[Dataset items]

+++++

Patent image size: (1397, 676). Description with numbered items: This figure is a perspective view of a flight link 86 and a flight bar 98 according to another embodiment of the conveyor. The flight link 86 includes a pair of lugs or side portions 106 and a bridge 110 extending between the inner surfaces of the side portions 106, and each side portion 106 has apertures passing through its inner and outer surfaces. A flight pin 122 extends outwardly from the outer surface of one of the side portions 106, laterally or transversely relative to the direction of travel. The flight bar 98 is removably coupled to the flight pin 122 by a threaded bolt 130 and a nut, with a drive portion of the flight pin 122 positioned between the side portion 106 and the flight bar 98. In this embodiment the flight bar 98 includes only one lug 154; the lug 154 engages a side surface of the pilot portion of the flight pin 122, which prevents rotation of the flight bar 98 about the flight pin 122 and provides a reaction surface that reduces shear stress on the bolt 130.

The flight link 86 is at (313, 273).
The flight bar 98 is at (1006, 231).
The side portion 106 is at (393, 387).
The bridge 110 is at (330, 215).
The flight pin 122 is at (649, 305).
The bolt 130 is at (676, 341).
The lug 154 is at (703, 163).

+++++

* **THE REQUEST**:
Put these lines into a JSON list of strings, with one string for each line and the blank lines left out.

* **THE OUTPUT**:
[
  "Patent image size: (1397, 676). Description with numbered items: This figure is a perspective view of a flight link 86 and a flight bar 98 according to another embodiment of the conveyor. The flight link 86 includes a pair of lugs or side portions 106 and a bridge 110 extending between the inner surfaces of the side portions 106, and each side portion 106 has apertures passing through its inner and outer surfaces. A flight pin 122 extends outwardly from the outer surface of one of the side portions 106, laterally or transversely relative to the direction of travel. The flight bar 98 is removably coupled to the flight pin 122 by a threaded bolt 130 and a nut, with a drive portion of the flight pin 122 positioned between the side portion 106 and the flight bar 98. In this embodiment the flight bar 98 includes only one lug 154; the lug 154 engages a side surface of the pilot portion of the flight pin 122, which prevents rotation of the flight bar 98 about the flight pin 122 and provides a reaction surface that reduces shear stress on the bolt 130.",
  "The flight link 86 is at (313, 273).",
  "The flight bar 98 is at (1006, 231).",
  "The side portion 106 is at (393, 387).",
  "The bridge 110 is at (330, 215).",
  "The flight pin 122 is at (649, 305).",
  "The bolt 130 is at (676, 341).",
  "The lug 154 is at (703, 163)."
]